What you need to do:
Copy the data verbatim and leave out every picture.

Dataset excerpts:

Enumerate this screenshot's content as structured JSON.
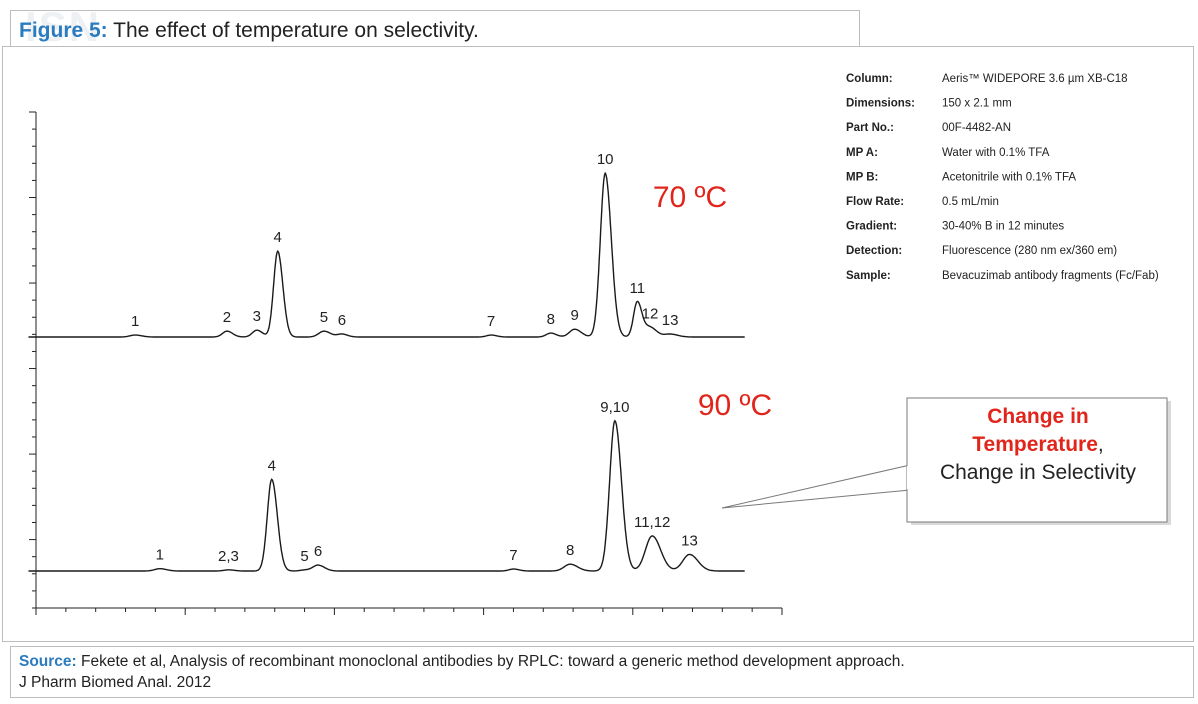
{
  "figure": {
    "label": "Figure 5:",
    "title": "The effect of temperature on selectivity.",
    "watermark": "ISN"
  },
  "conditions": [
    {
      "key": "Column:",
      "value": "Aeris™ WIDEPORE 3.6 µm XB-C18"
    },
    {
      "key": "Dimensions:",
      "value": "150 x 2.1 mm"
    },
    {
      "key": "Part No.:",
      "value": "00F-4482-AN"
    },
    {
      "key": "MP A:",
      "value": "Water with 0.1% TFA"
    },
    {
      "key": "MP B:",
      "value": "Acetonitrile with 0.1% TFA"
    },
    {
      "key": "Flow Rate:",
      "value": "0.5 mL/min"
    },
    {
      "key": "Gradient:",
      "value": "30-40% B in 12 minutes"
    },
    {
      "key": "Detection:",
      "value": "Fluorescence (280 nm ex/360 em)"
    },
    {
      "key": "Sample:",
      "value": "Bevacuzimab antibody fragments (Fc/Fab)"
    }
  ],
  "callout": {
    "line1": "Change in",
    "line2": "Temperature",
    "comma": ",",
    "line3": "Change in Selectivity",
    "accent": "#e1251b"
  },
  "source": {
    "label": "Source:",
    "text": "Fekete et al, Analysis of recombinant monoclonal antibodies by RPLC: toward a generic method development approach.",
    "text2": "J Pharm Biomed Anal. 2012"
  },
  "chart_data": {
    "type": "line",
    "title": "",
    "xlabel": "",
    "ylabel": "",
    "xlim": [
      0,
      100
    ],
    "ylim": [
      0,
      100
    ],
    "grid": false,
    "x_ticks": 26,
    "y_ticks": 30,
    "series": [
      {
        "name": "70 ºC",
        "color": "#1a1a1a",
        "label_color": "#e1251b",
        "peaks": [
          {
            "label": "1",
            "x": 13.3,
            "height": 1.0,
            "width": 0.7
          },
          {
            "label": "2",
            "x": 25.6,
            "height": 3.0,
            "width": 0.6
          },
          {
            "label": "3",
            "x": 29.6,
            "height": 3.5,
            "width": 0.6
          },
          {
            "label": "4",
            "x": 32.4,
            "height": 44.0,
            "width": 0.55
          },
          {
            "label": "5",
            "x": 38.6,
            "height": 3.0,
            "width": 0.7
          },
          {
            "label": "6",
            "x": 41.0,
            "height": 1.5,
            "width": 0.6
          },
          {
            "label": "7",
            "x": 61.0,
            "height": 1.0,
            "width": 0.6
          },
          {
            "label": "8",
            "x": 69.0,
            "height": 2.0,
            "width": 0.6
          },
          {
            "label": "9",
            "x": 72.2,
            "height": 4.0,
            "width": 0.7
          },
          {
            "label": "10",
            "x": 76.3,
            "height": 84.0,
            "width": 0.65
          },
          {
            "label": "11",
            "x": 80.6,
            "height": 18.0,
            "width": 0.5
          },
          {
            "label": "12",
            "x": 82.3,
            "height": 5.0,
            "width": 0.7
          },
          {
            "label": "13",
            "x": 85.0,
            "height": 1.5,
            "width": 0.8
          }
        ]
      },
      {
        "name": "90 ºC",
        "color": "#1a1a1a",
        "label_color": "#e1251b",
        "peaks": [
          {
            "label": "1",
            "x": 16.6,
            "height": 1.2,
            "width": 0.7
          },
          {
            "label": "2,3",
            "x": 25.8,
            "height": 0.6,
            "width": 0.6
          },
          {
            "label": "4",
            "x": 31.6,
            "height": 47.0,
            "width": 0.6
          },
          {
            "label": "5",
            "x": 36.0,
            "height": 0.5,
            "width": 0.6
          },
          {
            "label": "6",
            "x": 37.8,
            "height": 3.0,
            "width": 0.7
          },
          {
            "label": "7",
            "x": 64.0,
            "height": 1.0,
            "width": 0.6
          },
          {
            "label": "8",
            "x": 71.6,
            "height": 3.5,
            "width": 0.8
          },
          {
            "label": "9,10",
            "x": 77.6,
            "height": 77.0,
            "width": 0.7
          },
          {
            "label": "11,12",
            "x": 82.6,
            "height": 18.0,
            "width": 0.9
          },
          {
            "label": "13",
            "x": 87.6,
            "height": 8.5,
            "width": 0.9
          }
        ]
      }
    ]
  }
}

Solution:
Enumerate this screenshot's content as structured JSON.
{
  "figure": {
    "label": "Figure 5:",
    "title": "The effect of temperature on selectivity.",
    "watermark": "ISN"
  },
  "conditions": [
    {
      "key": "Column:",
      "value": "Aeris™ WIDEPORE 3.6 µm XB-C18"
    },
    {
      "key": "Dimensions:",
      "value": "150 x 2.1 mm"
    },
    {
      "key": "Part No.:",
      "value": "00F-4482-AN"
    },
    {
      "key": "MP A:",
      "value": "Water with 0.1% TFA"
    },
    {
      "key": "MP B:",
      "value": "Acetonitrile with 0.1% TFA"
    },
    {
      "key": "Flow Rate:",
      "value": "0.5 mL/min"
    },
    {
      "key": "Gradient:",
      "value": "30-40% B in 12 minutes"
    },
    {
      "key": "Detection:",
      "value": "Fluorescence (280 nm ex/360 em)"
    },
    {
      "key": "Sample:",
      "value": "Bevacuzimab antibody fragments (Fc/Fab)"
    }
  ],
  "callout": {
    "line1": "Change in",
    "line2": "Temperature",
    "comma": ",",
    "line3": "Change in Selectivity",
    "accent": "#e1251b"
  },
  "source": {
    "label": "Source:",
    "text": "Fekete et al, Analysis of recombinant monoclonal antibodies by RPLC: toward a generic method development approach.",
    "text2": "J Pharm Biomed Anal. 2012"
  },
  "chart_data": {
    "type": "line",
    "title": "",
    "xlabel": "",
    "ylabel": "",
    "xlim": [
      0,
      100
    ],
    "ylim": [
      0,
      100
    ],
    "grid": false,
    "x_ticks": 26,
    "y_ticks": 30,
    "series": [
      {
        "name": "70 ºC",
        "color": "#1a1a1a",
        "label_color": "#e1251b",
        "peaks": [
          {
            "label": "1",
            "x": 13.3,
            "height": 1.0,
            "width": 0.7
          },
          {
            "label": "2",
            "x": 25.6,
            "height": 3.0,
            "width": 0.6
          },
          {
            "label": "3",
            "x": 29.6,
            "height": 3.5,
            "width": 0.6
          },
          {
            "label": "4",
            "x": 32.4,
            "height": 44.0,
            "width": 0.55
          },
          {
            "label": "5",
            "x": 38.6,
            "height": 3.0,
            "width": 0.7
          },
          {
            "label": "6",
            "x": 41.0,
            "height": 1.5,
            "width": 0.6
          },
          {
            "label": "7",
            "x": 61.0,
            "height": 1.0,
            "width": 0.6
          },
          {
            "label": "8",
            "x": 69.0,
            "height": 2.0,
            "width": 0.6
          },
          {
            "label": "9",
            "x": 72.2,
            "height": 4.0,
            "width": 0.7
          },
          {
            "label": "10",
            "x": 76.3,
            "height": 84.0,
            "width": 0.65
          },
          {
            "label": "11",
            "x": 80.6,
            "height": 18.0,
            "width": 0.5
          },
          {
            "label": "12",
            "x": 82.3,
            "height": 5.0,
            "width": 0.7
          },
          {
            "label": "13",
            "x": 85.0,
            "height": 1.5,
            "width": 0.8
          }
        ]
      },
      {
        "name": "90 ºC",
        "color": "#1a1a1a",
        "label_color": "#e1251b",
        "peaks": [
          {
            "label": "1",
            "x": 16.6,
            "height": 1.2,
            "width": 0.7
          },
          {
            "label": "2,3",
            "x": 25.8,
            "height": 0.6,
            "width": 0.6
          },
          {
            "label": "4",
            "x": 31.6,
            "height": 47.0,
            "width": 0.6
          },
          {
            "label": "5",
            "x": 36.0,
            "height": 0.5,
            "width": 0.6
          },
          {
            "label": "6",
            "x": 37.8,
            "height": 3.0,
            "width": 0.7
          },
          {
            "label": "7",
            "x": 64.0,
            "height": 1.0,
            "width": 0.6
          },
          {
            "label": "8",
            "x": 71.6,
            "height": 3.5,
            "width": 0.8
          },
          {
            "label": "9,10",
            "x": 77.6,
            "height": 77.0,
            "width": 0.7
          },
          {
            "label": "11,12",
            "x": 82.6,
            "height": 18.0,
            "width": 0.9
          },
          {
            "label": "13",
            "x": 87.6,
            "height": 8.5,
            "width": 0.9
          }
        ]
      }
    ]
  }
}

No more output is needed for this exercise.